(Stored entries)
• • • •
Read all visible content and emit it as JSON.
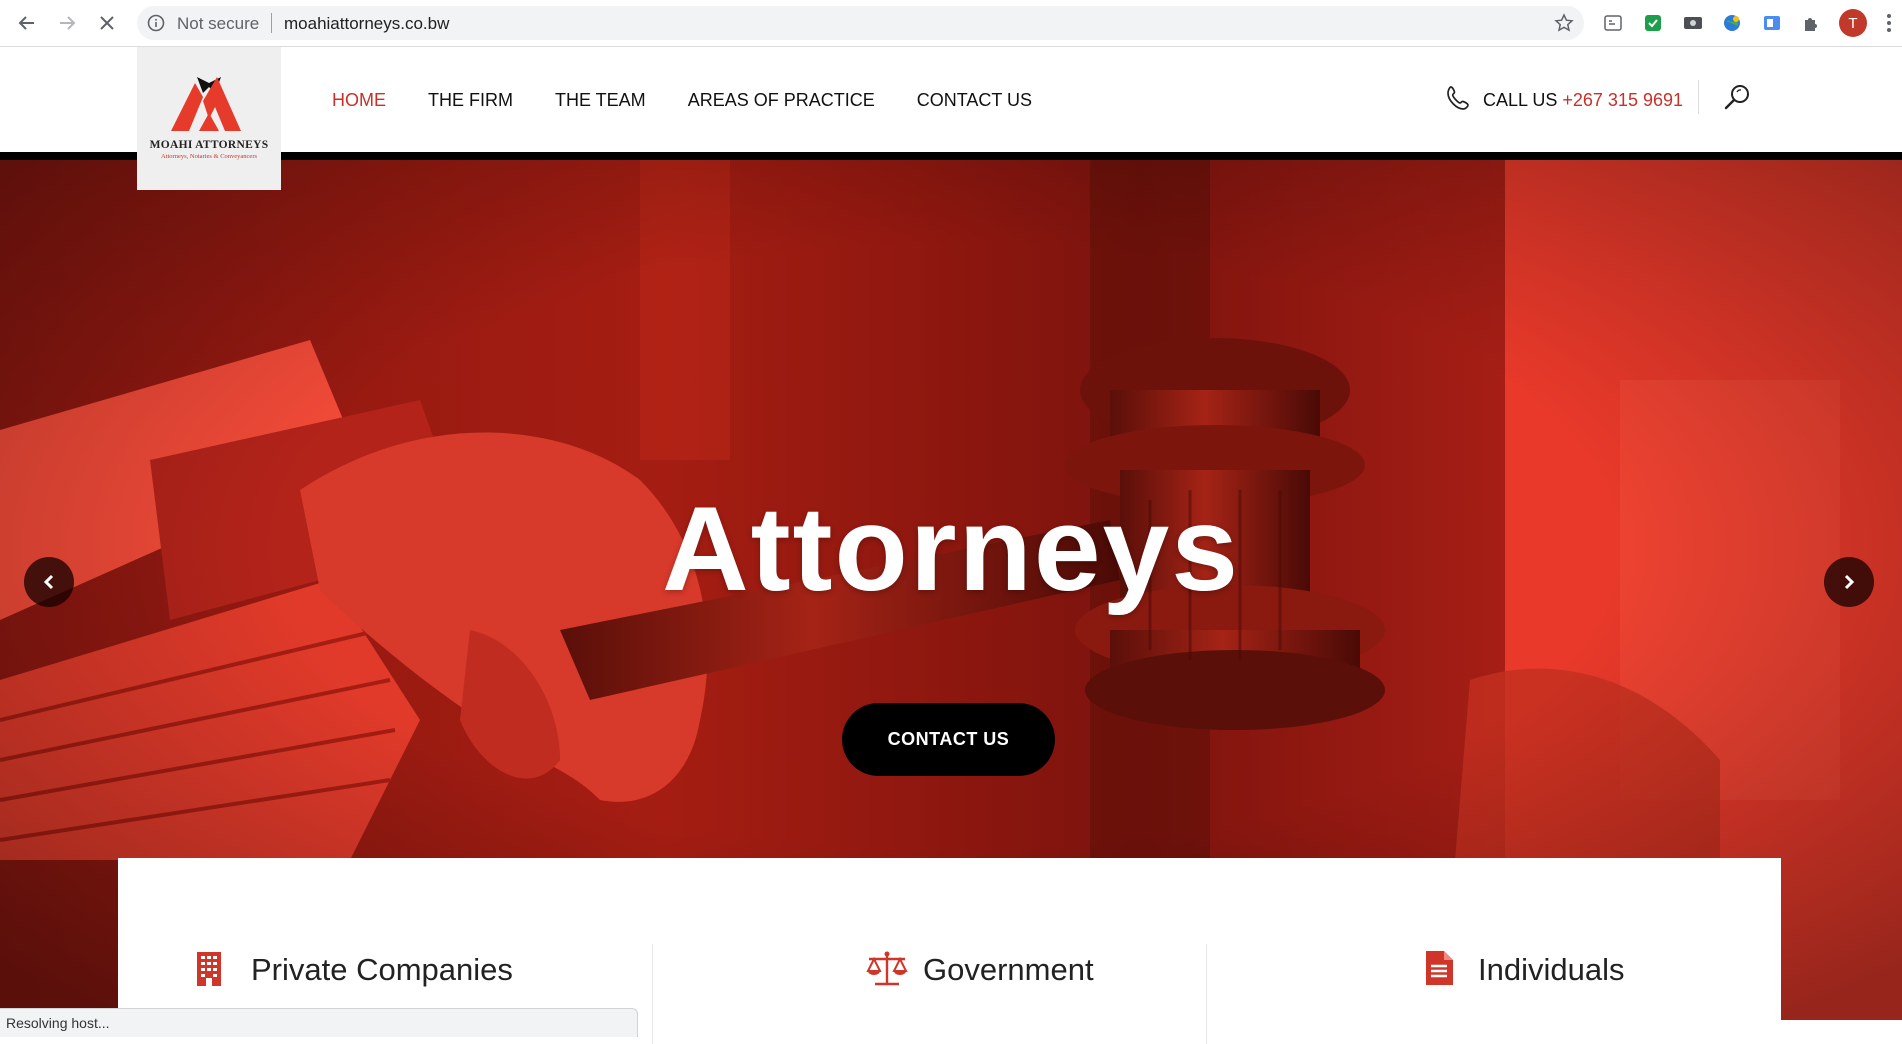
{
  "browser": {
    "security_label": "Not secure",
    "url": "moahiattorneys.co.bw",
    "profile_initial": "T",
    "status_text": "Resolving host..."
  },
  "site": {
    "logo": {
      "name": "MOAHI ATTORNEYS",
      "tagline": "Attorneys, Notaries & Conveyancers"
    },
    "nav": [
      {
        "label": "HOME",
        "active": true
      },
      {
        "label": "THE FIRM",
        "active": false
      },
      {
        "label": "THE TEAM",
        "active": false
      },
      {
        "label": "AREAS OF PRACTICE",
        "active": false
      },
      {
        "label": "CONTACT US",
        "active": false
      }
    ],
    "call": {
      "label": "CALL US",
      "number": "+267 315 9691"
    }
  },
  "hero": {
    "title": "Attorneys",
    "cta_label": "CONTACT US"
  },
  "cards": [
    {
      "label": "Private Companies",
      "icon": "building-icon"
    },
    {
      "label": "Government",
      "icon": "scales-icon"
    },
    {
      "label": "Individuals",
      "icon": "document-icon"
    }
  ],
  "colors": {
    "accent": "#c8302a",
    "hero_red": "#d42a1e",
    "cta_bg": "#000000"
  }
}
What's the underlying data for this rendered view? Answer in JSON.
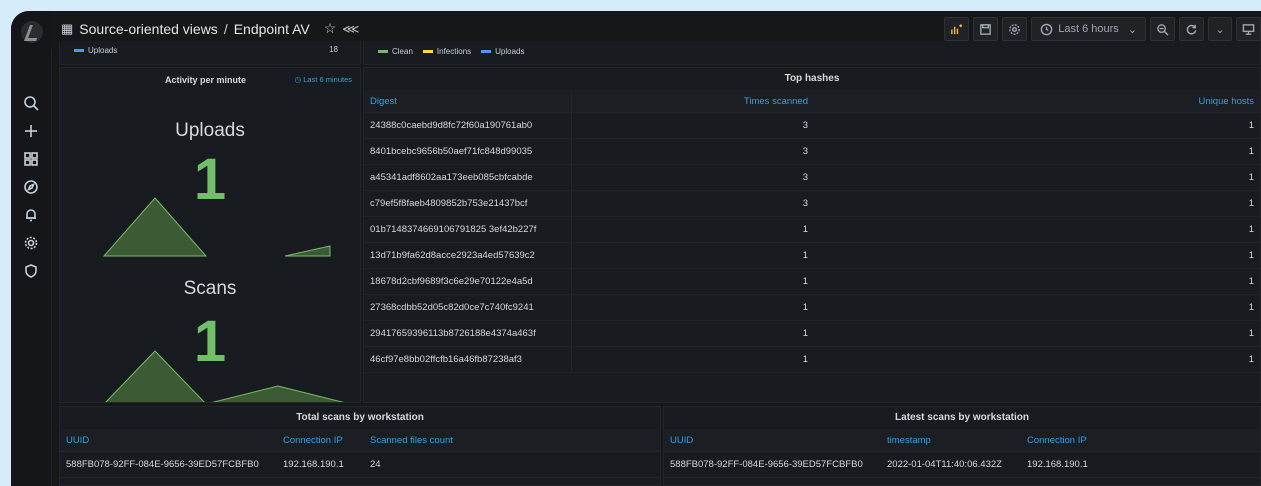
{
  "breadcrumb": {
    "folder": "Source-oriented views",
    "separator": "/",
    "dashboard": "Endpoint AV"
  },
  "topbar": {
    "time_range": "Last 6 hours"
  },
  "top_partial": {
    "left_legend": "Uploads",
    "left_value": "18",
    "legend": [
      "Clean",
      "Infections",
      "Uploads"
    ]
  },
  "activity": {
    "title": "Activity per minute",
    "range": "Last 6 minutes",
    "uploads_label": "Uploads",
    "uploads_value": "1",
    "scans_label": "Scans",
    "scans_value": "1"
  },
  "top_hashes": {
    "title": "Top hashes",
    "columns": [
      "Digest",
      "Times scanned",
      "Unique hosts"
    ],
    "rows": [
      [
        "24388c0caebd9d8fc72f60a190761ab0",
        "3",
        "1"
      ],
      [
        "8401bcebc9656b50aef71fc848d99035",
        "3",
        "1"
      ],
      [
        "a45341adf8602aa173eeb085cbfcabde",
        "3",
        "1"
      ],
      [
        "c79ef5f8faeb4809852b753e21437bcf",
        "3",
        "1"
      ],
      [
        "01b7148374669106791825 3ef42b227f",
        "1",
        "1"
      ],
      [
        "13d71b9fa62d8acce2923a4ed57639c2",
        "1",
        "1"
      ],
      [
        "18678d2cbf9689f3c6e29e70122e4a5d",
        "1",
        "1"
      ],
      [
        "27368cdbb52d05c82d0ce7c740fc9241",
        "1",
        "1"
      ],
      [
        "29417659396113b8726188e4374a463f",
        "1",
        "1"
      ],
      [
        "46cf97e8bb02ffcfb16a46fb87238af3",
        "1",
        "1"
      ]
    ]
  },
  "total_scans": {
    "title": "Total scans by workstation",
    "columns": [
      "UUID",
      "Connection IP",
      "Scanned files count"
    ],
    "rows": [
      [
        "588FB078-92FF-084E-9656-39ED57FCBFB0",
        "192.168.190.1",
        "24"
      ]
    ]
  },
  "latest_scans": {
    "title": "Latest scans by workstation",
    "columns": [
      "UUID",
      "timestamp",
      "Connection IP"
    ],
    "rows": [
      [
        "588FB078-92FF-084E-9656-39ED57FCBFB0",
        "2022-01-04T11:40:06.432Z",
        "192.168.190.1"
      ]
    ]
  },
  "colors": {
    "clean": "#73bf69",
    "infections": "#fade2a",
    "uploads": "#5794f2",
    "link": "#33a2e5"
  }
}
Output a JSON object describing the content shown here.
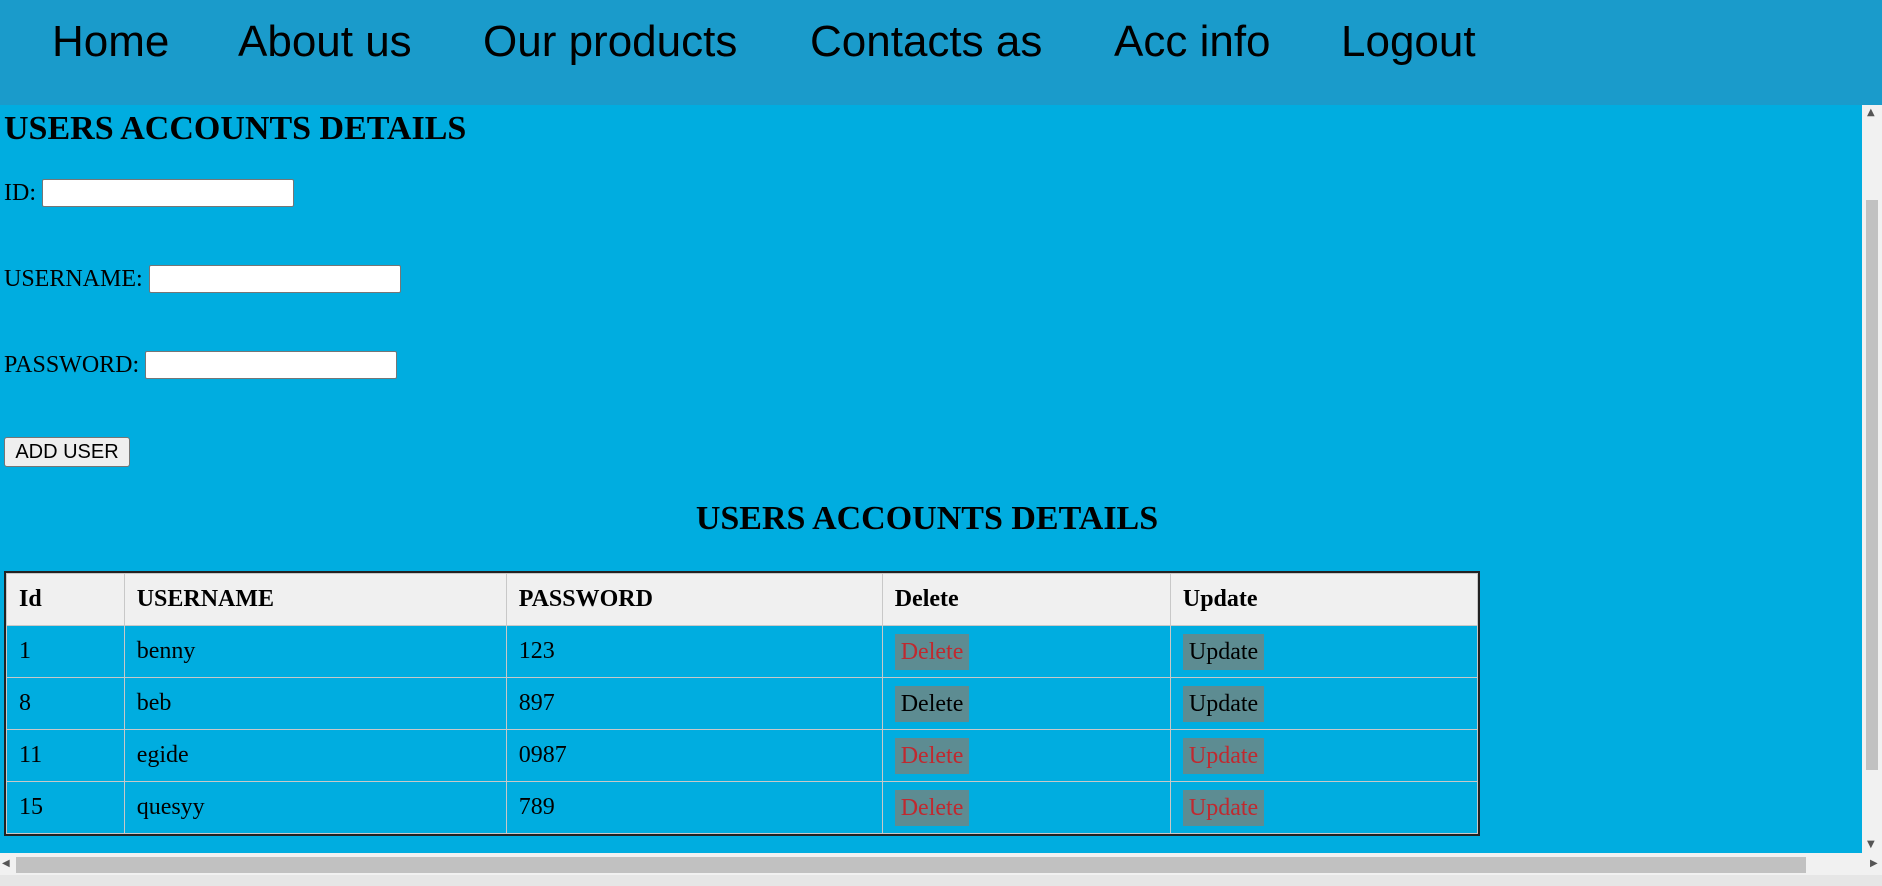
• • • •
- Directions for this task -
The pictures in the entries should be left out; output everything else exactly.

- Response to the task -
Read all visible content and emit it as JSON.
{
  "browser": {
    "security_label": "Not secure",
    "url": "moahiattorneys.co.bw",
    "profile_initial": "T",
    "status_text": "Resolving host..."
  },
  "site": {
    "logo": {
      "name": "MOAHI ATTORNEYS",
      "tagline": "Attorneys, Notaries & Conveyancers"
    },
    "nav": [
      {
        "label": "HOME",
        "active": true
      },
      {
        "label": "THE FIRM",
        "active": false
      },
      {
        "label": "THE TEAM",
        "active": false
      },
      {
        "label": "AREAS OF PRACTICE",
        "active": false
      },
      {
        "label": "CONTACT US",
        "active": false
      }
    ],
    "call": {
      "label": "CALL US",
      "number": "+267 315 9691"
    }
  },
  "hero": {
    "title": "Attorneys",
    "cta_label": "CONTACT US"
  },
  "cards": [
    {
      "label": "Private Companies",
      "icon": "building-icon"
    },
    {
      "label": "Government",
      "icon": "scales-icon"
    },
    {
      "label": "Individuals",
      "icon": "document-icon"
    }
  ],
  "colors": {
    "accent": "#c8302a",
    "hero_red": "#d42a1e",
    "cta_bg": "#000000"
  }
}
What's the underlying data for this rendered view? Answer in JSON.
{
  "breadcrumb": {
    "folder": "Source-oriented views",
    "separator": "/",
    "dashboard": "Endpoint AV"
  },
  "topbar": {
    "time_range": "Last 6 hours"
  },
  "top_partial": {
    "left_legend": "Uploads",
    "left_value": "18",
    "legend": [
      "Clean",
      "Infections",
      "Uploads"
    ]
  },
  "activity": {
    "title": "Activity per minute",
    "range": "Last 6 minutes",
    "uploads_label": "Uploads",
    "uploads_value": "1",
    "scans_label": "Scans",
    "scans_value": "1"
  },
  "top_hashes": {
    "title": "Top hashes",
    "columns": [
      "Digest",
      "Times scanned",
      "Unique hosts"
    ],
    "rows": [
      [
        "24388c0caebd9d8fc72f60a190761ab0",
        "3",
        "1"
      ],
      [
        "8401bcebc9656b50aef71fc848d99035",
        "3",
        "1"
      ],
      [
        "a45341adf8602aa173eeb085cbfcabde",
        "3",
        "1"
      ],
      [
        "c79ef5f8faeb4809852b753e21437bcf",
        "3",
        "1"
      ],
      [
        "01b7148374669106791825 3ef42b227f",
        "1",
        "1"
      ],
      [
        "13d71b9fa62d8acce2923a4ed57639c2",
        "1",
        "1"
      ],
      [
        "18678d2cbf9689f3c6e29e70122e4a5d",
        "1",
        "1"
      ],
      [
        "27368cdbb52d05c82d0ce7c740fc9241",
        "1",
        "1"
      ],
      [
        "29417659396113b8726188e4374a463f",
        "1",
        "1"
      ],
      [
        "46cf97e8bb02ffcfb16a46fb87238af3",
        "1",
        "1"
      ]
    ]
  },
  "total_scans": {
    "title": "Total scans by workstation",
    "columns": [
      "UUID",
      "Connection IP",
      "Scanned files count"
    ],
    "rows": [
      [
        "588FB078-92FF-084E-9656-39ED57FCBFB0",
        "192.168.190.1",
        "24"
      ]
    ]
  },
  "latest_scans": {
    "title": "Latest scans by workstation",
    "columns": [
      "UUID",
      "timestamp",
      "Connection IP"
    ],
    "rows": [
      [
        "588FB078-92FF-084E-9656-39ED57FCBFB0",
        "2022-01-04T11:40:06.432Z",
        "192.168.190.1"
      ]
    ]
  },
  "colors": {
    "clean": "#73bf69",
    "infections": "#fade2a",
    "uploads": "#5794f2",
    "link": "#33a2e5"
  }
}
Output a JSON object describing the content shown here.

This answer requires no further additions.